___ TEXTO SELECCIONADO

Escrito por Fabrizio Casari
El próximo 27 de junio se cumplirán 37 años del fallo de la Corte Internacional de Justicia de La Haya, que condenó a Estados Unidos por la guerra terrorista contra Nicaragua y le ordenó pagar al país centroamericano 17.000 millones de dólares en concepto de reparación. En estos 37 años Washington nunca aceptó lo que dictaminó la máxima instancia jurídica internacional. Detrás de las instrumentales oposiciones jurídicas, hay una verdad política: aceptar el fallo implicaría el reconocimiento de Estados Unidos como una nación entre otras, es decir, obligada a respetar el Derecho Internacional y las instituciones llamadas a protegerlo. Irreconciliable con el estatuto de «excepcionalidad» que se han asignado a sí mismos en su Constitución y en las acciones criminales que han caracterizado sus 247 años de existencia, hechos de 231 años de guerras y millones de víctimas sacrificadas por la afirmación de un modelo demencial, darwiniano y excluyente.
A quienes nos leen hoy, puede parecerles extraño que una Corte Internacional de Justicia condene a Estados Unidos por la denuncia de Nicaragua. La narración bíblica de David contra Goliat ayuda a la identificación simbólica, pero es, de hecho, sólo simbólica. En el caso real, el Tribunal no tuvo más remedio que condenar a los culpables a pagar reparaciones a los inocentes, imposible fallar de otro modo. Condenó en Derecho la actuación de Estados Unidos en Nicaragua, el terror criminal de un gigante contra un país pequeño e inocente.
La historia jurídica, como siempre ocurre, es hija de la historia política, pues no hay doctrina que prescinda del contexto en el que se aplica y de los protagonistas y sus razones. Pues bien, queriendo dividir la historia en dos, podemos empezar por la jurídica y pasar después a la política.

______

TAREAS PROPUESTAS.
1. Resume en dos oraciones el texto sobre el fallo de La Haya contra Estados Unidos.
2. Prosigue el texto sobre el fallo de La Haya contra Estados Unidos a partir de su última oración.

___ DATOS PROPORCIONADOS

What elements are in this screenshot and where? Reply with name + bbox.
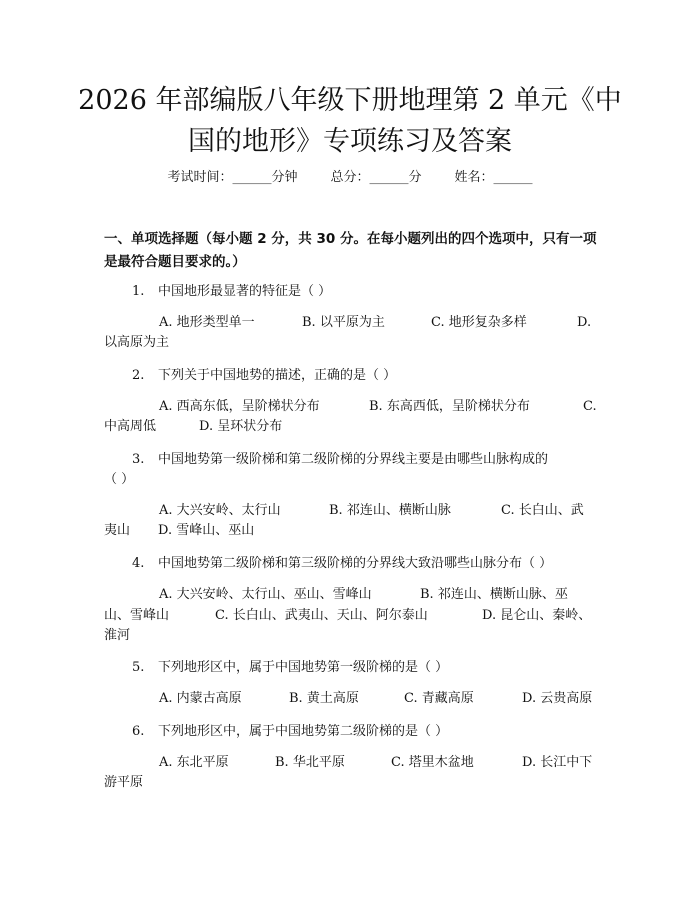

______

RESPUESTAS EN ORDEN.
1. El 27 de junio se cumplirán 37 años del fallo de la Corte Internacional de Justicia de La Haya que condenó a Estados Unidos por la guerra terrorista contra Nicaragua y le ordenó pagar 17.000 millones de dólares. Washington nunca lo aceptó, porque hacerlo implicaría reconocerse obligado a respetar el Derecho Internacional, algo irreconciliable con la «excepcionalidad» que se atribuye, aunque el Tribunal no podía fallar de otro modo ante el terror de un gigante contra un país pequeño e inocente.

2.
La historia jurídica de la agresión y la resistencia se escribe en pocas fechas: 9 de abril de 1994, cuando Nicaragua presenta su demanda; 10 de mayo del mismo año, cuando la Corte emite su primera sentencia, parcial, en la que pide la suspensión temporal de las hostilidades norteamericanas hasta que se celebre el juicio; 18 de enero de 1985, cuando Estados Unidos advierte a la Corte que no participará en el fondo del asunto, desconociendo la legitimidad de la Corte en el caso, y que no atribuirá valor alguno a la sentencia; 26 de junio de 1986, cuando la Corte emite su sentencia definitiva, articulada en nada menos que 833 páginas.
El valor absoluto de la sentencia y su contexto
Se trata de una sentencia de trascendencia histórica, porque se pronuncia claramente sobre el uso de la fuerza en las relaciones internacionales y sobre las interpretaciones expansivas del artículo 51 de la Carta de las Naciones Unidas, que amplían el alcance del concepto de legítima defensa a voluntad.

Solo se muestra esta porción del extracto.